**DATA EXCERPTS:**
[Start of Attachment]
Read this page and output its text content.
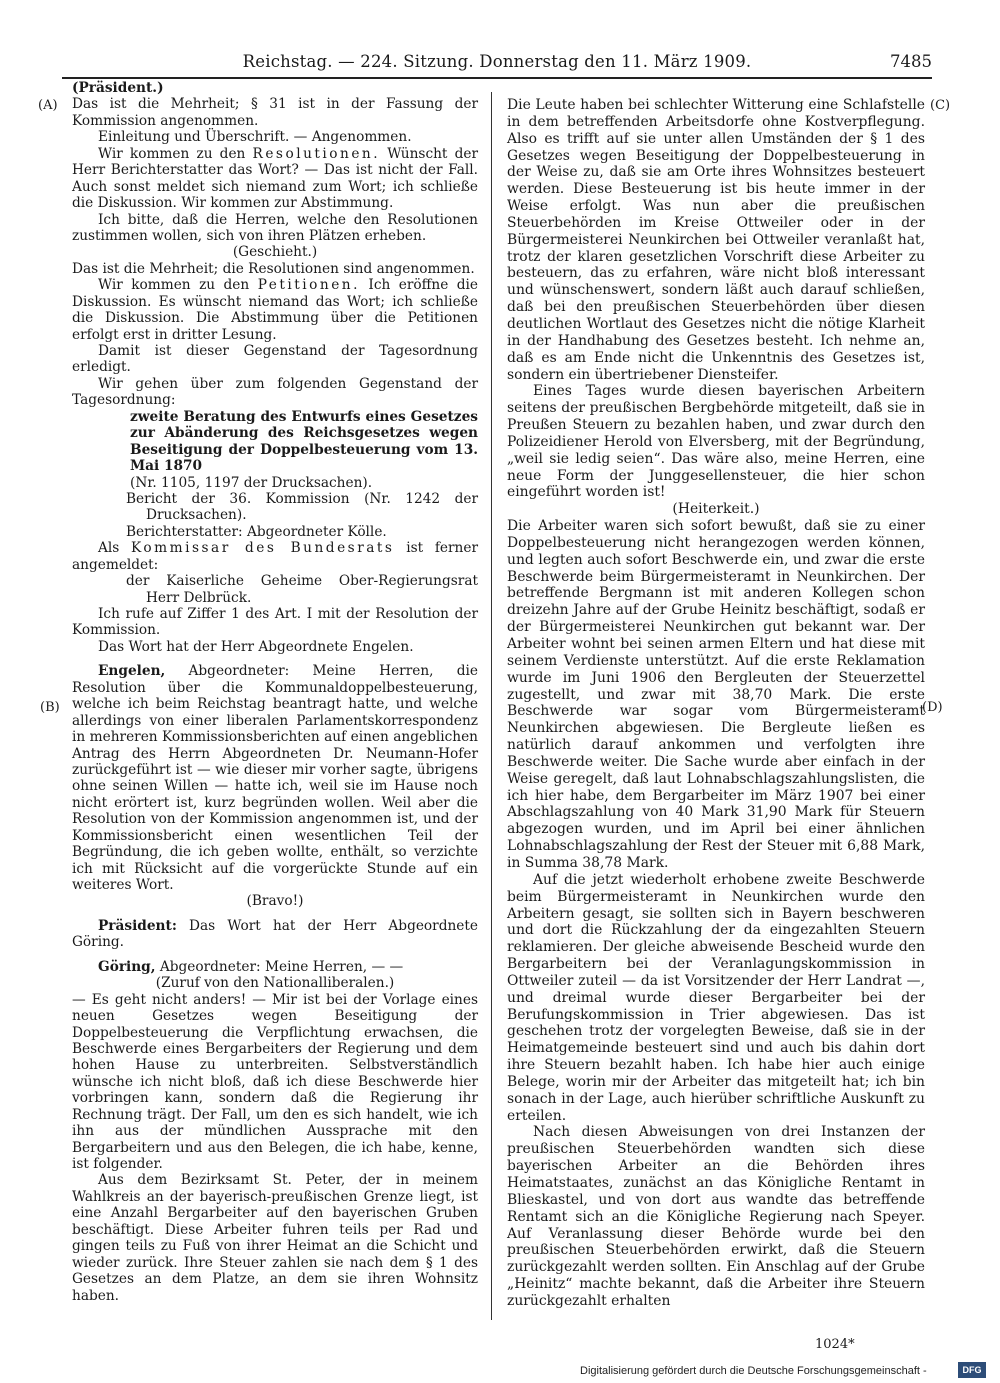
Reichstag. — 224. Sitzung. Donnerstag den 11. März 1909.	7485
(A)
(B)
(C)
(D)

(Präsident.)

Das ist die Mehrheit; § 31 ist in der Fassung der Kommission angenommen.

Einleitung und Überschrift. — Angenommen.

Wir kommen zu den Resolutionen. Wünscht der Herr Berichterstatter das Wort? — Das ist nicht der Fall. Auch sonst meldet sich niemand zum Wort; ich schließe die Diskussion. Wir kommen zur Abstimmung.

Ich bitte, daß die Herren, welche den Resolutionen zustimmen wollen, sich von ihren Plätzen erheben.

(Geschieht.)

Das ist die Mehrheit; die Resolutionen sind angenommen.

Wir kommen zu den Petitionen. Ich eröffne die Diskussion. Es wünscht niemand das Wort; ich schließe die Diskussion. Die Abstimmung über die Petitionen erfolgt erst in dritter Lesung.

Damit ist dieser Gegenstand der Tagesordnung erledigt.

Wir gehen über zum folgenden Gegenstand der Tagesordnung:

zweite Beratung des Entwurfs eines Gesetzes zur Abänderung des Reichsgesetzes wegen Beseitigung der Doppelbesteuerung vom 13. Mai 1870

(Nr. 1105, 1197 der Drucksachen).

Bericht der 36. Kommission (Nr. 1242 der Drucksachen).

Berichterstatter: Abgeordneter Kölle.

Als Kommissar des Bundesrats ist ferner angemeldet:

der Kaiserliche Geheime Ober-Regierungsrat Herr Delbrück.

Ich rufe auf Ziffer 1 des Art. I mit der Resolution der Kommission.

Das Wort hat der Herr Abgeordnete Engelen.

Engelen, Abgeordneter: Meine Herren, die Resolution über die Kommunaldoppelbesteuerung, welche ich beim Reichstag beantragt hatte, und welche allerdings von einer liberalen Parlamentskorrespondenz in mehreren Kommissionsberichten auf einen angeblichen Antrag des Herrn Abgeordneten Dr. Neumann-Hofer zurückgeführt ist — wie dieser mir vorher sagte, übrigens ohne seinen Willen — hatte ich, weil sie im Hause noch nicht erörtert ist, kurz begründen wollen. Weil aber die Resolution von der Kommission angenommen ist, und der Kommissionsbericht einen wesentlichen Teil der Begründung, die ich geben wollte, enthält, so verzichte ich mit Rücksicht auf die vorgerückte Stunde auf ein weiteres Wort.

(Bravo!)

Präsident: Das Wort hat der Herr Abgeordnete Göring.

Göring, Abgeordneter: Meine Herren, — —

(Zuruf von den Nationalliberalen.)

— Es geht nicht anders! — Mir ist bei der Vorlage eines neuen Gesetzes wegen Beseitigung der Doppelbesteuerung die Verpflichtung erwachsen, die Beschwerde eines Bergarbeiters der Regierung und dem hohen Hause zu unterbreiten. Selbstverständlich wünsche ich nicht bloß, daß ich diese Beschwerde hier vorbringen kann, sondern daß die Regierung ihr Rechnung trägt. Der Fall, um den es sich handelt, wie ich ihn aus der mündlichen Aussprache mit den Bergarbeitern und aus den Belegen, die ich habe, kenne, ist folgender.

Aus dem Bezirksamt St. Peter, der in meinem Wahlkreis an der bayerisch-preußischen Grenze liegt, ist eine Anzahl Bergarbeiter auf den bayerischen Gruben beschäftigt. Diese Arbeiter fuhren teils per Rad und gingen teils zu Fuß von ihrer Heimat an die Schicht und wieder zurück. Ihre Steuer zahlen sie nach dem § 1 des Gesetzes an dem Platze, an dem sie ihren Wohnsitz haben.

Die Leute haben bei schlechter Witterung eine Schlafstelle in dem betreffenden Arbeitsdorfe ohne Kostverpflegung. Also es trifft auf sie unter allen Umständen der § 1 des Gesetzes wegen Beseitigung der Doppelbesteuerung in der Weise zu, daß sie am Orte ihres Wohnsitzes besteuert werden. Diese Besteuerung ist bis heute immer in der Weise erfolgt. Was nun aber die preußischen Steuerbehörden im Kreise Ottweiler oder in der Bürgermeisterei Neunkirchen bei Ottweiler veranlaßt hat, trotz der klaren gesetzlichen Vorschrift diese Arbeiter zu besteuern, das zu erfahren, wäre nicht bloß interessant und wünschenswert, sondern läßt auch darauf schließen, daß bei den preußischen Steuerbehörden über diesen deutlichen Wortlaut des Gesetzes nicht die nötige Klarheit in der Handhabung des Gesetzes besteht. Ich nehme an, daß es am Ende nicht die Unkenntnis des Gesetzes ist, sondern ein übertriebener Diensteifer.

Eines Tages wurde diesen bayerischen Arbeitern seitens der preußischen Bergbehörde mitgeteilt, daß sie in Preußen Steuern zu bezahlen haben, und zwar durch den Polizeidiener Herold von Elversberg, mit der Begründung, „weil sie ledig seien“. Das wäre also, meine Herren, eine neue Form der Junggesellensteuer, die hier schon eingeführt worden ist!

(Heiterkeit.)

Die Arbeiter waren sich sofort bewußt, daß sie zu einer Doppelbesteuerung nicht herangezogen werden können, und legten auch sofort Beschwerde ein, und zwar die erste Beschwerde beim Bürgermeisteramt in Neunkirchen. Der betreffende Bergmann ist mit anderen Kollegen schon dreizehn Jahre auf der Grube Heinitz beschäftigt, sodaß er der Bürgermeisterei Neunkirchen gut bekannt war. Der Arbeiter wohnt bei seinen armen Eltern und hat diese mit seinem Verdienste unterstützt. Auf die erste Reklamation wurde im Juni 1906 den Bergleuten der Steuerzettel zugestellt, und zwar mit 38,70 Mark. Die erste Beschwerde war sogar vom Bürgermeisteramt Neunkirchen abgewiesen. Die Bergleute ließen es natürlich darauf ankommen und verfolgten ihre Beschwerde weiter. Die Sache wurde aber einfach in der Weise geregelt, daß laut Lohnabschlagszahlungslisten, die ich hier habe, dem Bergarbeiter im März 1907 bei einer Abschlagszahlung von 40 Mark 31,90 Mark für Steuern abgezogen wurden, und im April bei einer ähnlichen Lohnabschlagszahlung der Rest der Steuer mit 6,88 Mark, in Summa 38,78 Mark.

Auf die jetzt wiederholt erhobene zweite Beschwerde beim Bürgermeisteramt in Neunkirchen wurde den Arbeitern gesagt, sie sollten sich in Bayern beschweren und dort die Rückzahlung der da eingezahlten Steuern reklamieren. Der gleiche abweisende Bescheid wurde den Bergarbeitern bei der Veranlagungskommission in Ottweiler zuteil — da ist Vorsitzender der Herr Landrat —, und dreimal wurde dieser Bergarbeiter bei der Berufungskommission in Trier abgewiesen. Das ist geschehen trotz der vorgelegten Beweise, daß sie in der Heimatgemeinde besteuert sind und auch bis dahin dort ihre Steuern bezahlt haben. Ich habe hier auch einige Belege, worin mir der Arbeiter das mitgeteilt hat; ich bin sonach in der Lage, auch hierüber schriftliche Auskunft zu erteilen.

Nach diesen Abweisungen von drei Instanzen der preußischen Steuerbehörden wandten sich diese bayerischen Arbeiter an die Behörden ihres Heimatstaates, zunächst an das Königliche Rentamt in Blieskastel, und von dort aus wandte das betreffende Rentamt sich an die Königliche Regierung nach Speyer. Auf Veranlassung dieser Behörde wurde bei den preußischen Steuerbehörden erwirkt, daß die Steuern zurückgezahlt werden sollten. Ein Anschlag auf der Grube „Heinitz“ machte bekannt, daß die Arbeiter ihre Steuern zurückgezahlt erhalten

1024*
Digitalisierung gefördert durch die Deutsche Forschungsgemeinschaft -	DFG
[End of Attachment]
**DIRECTIONS FOR THIS TASK:**
Write out all of the data above exactly, pictures excluded.

**ANSWER TO THIS PROBLEM:**
Read this page and output its text content.
Reichstag. — 224. Sitzung. Donnerstag den 11. März 1909.	7485
(A)
(B)
(C)
(D)

(Präsident.)

Das ist die Mehrheit; § 31 ist in der Fassung der Kommission angenommen.

Einleitung und Überschrift. — Angenommen.

Wir kommen zu den Resolutionen. Wünscht der Herr Berichterstatter das Wort? — Das ist nicht der Fall. Auch sonst meldet sich niemand zum Wort; ich schließe die Diskussion. Wir kommen zur Abstimmung.

Ich bitte, daß die Herren, welche den Resolutionen zustimmen wollen, sich von ihren Plätzen erheben.

(Geschieht.)

Das ist die Mehrheit; die Resolutionen sind angenommen.

Wir kommen zu den Petitionen. Ich eröffne die Diskussion. Es wünscht niemand das Wort; ich schließe die Diskussion. Die Abstimmung über die Petitionen erfolgt erst in dritter Lesung.

Damit ist dieser Gegenstand der Tagesordnung erledigt.

Wir gehen über zum folgenden Gegenstand der Tagesordnung:

zweite Beratung des Entwurfs eines Gesetzes zur Abänderung des Reichsgesetzes wegen Beseitigung der Doppelbesteuerung vom 13. Mai 1870

(Nr. 1105, 1197 der Drucksachen).

Bericht der 36. Kommission (Nr. 1242 der Drucksachen).

Berichterstatter: Abgeordneter Kölle.

Als Kommissar des Bundesrats ist ferner angemeldet:

der Kaiserliche Geheime Ober-Regierungsrat Herr Delbrück.

Ich rufe auf Ziffer 1 des Art. I mit der Resolution der Kommission.

Das Wort hat der Herr Abgeordnete Engelen.

Engelen, Abgeordneter: Meine Herren, die Resolution über die Kommunaldoppelbesteuerung, welche ich beim Reichstag beantragt hatte, und welche allerdings von einer liberalen Parlamentskorrespondenz in mehreren Kommissionsberichten auf einen angeblichen Antrag des Herrn Abgeordneten Dr. Neumann-Hofer zurückgeführt ist — wie dieser mir vorher sagte, übrigens ohne seinen Willen — hatte ich, weil sie im Hause noch nicht erörtert ist, kurz begründen wollen. Weil aber die Resolution von der Kommission angenommen ist, und der Kommissionsbericht einen wesentlichen Teil der Begründung, die ich geben wollte, enthält, so verzichte ich mit Rücksicht auf die vorgerückte Stunde auf ein weiteres Wort.

(Bravo!)

Präsident: Das Wort hat der Herr Abgeordnete Göring.

Göring, Abgeordneter: Meine Herren, — —

(Zuruf von den Nationalliberalen.)

— Es geht nicht anders! — Mir ist bei der Vorlage eines neuen Gesetzes wegen Beseitigung der Doppelbesteuerung die Verpflichtung erwachsen, die Beschwerde eines Bergarbeiters der Regierung und dem hohen Hause zu unterbreiten. Selbstverständlich wünsche ich nicht bloß, daß ich diese Beschwerde hier vorbringen kann, sondern daß die Regierung ihr Rechnung trägt. Der Fall, um den es sich handelt, wie ich ihn aus der mündlichen Aussprache mit den Bergarbeitern und aus den Belegen, die ich habe, kenne, ist folgender.

Aus dem Bezirksamt St. Peter, der in meinem Wahlkreis an der bayerisch-preußischen Grenze liegt, ist eine Anzahl Bergarbeiter auf den bayerischen Gruben beschäftigt. Diese Arbeiter fuhren teils per Rad und gingen teils zu Fuß von ihrer Heimat an die Schicht und wieder zurück. Ihre Steuer zahlen sie nach dem § 1 des Gesetzes an dem Platze, an dem sie ihren Wohnsitz haben.

Die Leute haben bei schlechter Witterung eine Schlafstelle in dem betreffenden Arbeitsdorfe ohne Kostverpflegung. Also es trifft auf sie unter allen Umständen der § 1 des Gesetzes wegen Beseitigung der Doppelbesteuerung in der Weise zu, daß sie am Orte ihres Wohnsitzes besteuert werden. Diese Besteuerung ist bis heute immer in der Weise erfolgt. Was nun aber die preußischen Steuerbehörden im Kreise Ottweiler oder in der Bürgermeisterei Neunkirchen bei Ottweiler veranlaßt hat, trotz der klaren gesetzlichen Vorschrift diese Arbeiter zu besteuern, das zu erfahren, wäre nicht bloß interessant und wünschenswert, sondern läßt auch darauf schließen, daß bei den preußischen Steuerbehörden über diesen deutlichen Wortlaut des Gesetzes nicht die nötige Klarheit in der Handhabung des Gesetzes besteht. Ich nehme an, daß es am Ende nicht die Unkenntnis des Gesetzes ist, sondern ein übertriebener Diensteifer.

Eines Tages wurde diesen bayerischen Arbeitern seitens der preußischen Bergbehörde mitgeteilt, daß sie in Preußen Steuern zu bezahlen haben, und zwar durch den Polizeidiener Herold von Elversberg, mit der Begründung, „weil sie ledig seien“. Das wäre also, meine Herren, eine neue Form der Junggesellensteuer, die hier schon eingeführt worden ist!

(Heiterkeit.)

Die Arbeiter waren sich sofort bewußt, daß sie zu einer Doppelbesteuerung nicht herangezogen werden können, und legten auch sofort Beschwerde ein, und zwar die erste Beschwerde beim Bürgermeisteramt in Neunkirchen. Der betreffende Bergmann ist mit anderen Kollegen schon dreizehn Jahre auf der Grube Heinitz beschäftigt, sodaß er der Bürgermeisterei Neunkirchen gut bekannt war. Der Arbeiter wohnt bei seinen armen Eltern und hat diese mit seinem Verdienste unterstützt. Auf die erste Reklamation wurde im Juni 1906 den Bergleuten der Steuerzettel zugestellt, und zwar mit 38,70 Mark. Die erste Beschwerde war sogar vom Bürgermeisteramt Neunkirchen abgewiesen. Die Bergleute ließen es natürlich darauf ankommen und verfolgten ihre Beschwerde weiter. Die Sache wurde aber einfach in der Weise geregelt, daß laut Lohnabschlagszahlungslisten, die ich hier habe, dem Bergarbeiter im März 1907 bei einer Abschlagszahlung von 40 Mark 31,90 Mark für Steuern abgezogen wurden, und im April bei einer ähnlichen Lohnabschlagszahlung der Rest der Steuer mit 6,88 Mark, in Summa 38,78 Mark.

Auf die jetzt wiederholt erhobene zweite Beschwerde beim Bürgermeisteramt in Neunkirchen wurde den Arbeitern gesagt, sie sollten sich in Bayern beschweren und dort die Rückzahlung der da eingezahlten Steuern reklamieren. Der gleiche abweisende Bescheid wurde den Bergarbeitern bei der Veranlagungskommission in Ottweiler zuteil — da ist Vorsitzender der Herr Landrat —, und dreimal wurde dieser Bergarbeiter bei der Berufungskommission in Trier abgewiesen. Das ist geschehen trotz der vorgelegten Beweise, daß sie in der Heimatgemeinde besteuert sind und auch bis dahin dort ihre Steuern bezahlt haben. Ich habe hier auch einige Belege, worin mir der Arbeiter das mitgeteilt hat; ich bin sonach in der Lage, auch hierüber schriftliche Auskunft zu erteilen.

Nach diesen Abweisungen von drei Instanzen der preußischen Steuerbehörden wandten sich diese bayerischen Arbeiter an die Behörden ihres Heimatstaates, zunächst an das Königliche Rentamt in Blieskastel, und von dort aus wandte das betreffende Rentamt sich an die Königliche Regierung nach Speyer. Auf Veranlassung dieser Behörde wurde bei den preußischen Steuerbehörden erwirkt, daß die Steuern zurückgezahlt werden sollten. Ein Anschlag auf der Grube „Heinitz“ machte bekannt, daß die Arbeiter ihre Steuern zurückgezahlt erhalten

1024*
Digitalisierung gefördert durch die Deutsche Forschungsgemeinschaft -	DFG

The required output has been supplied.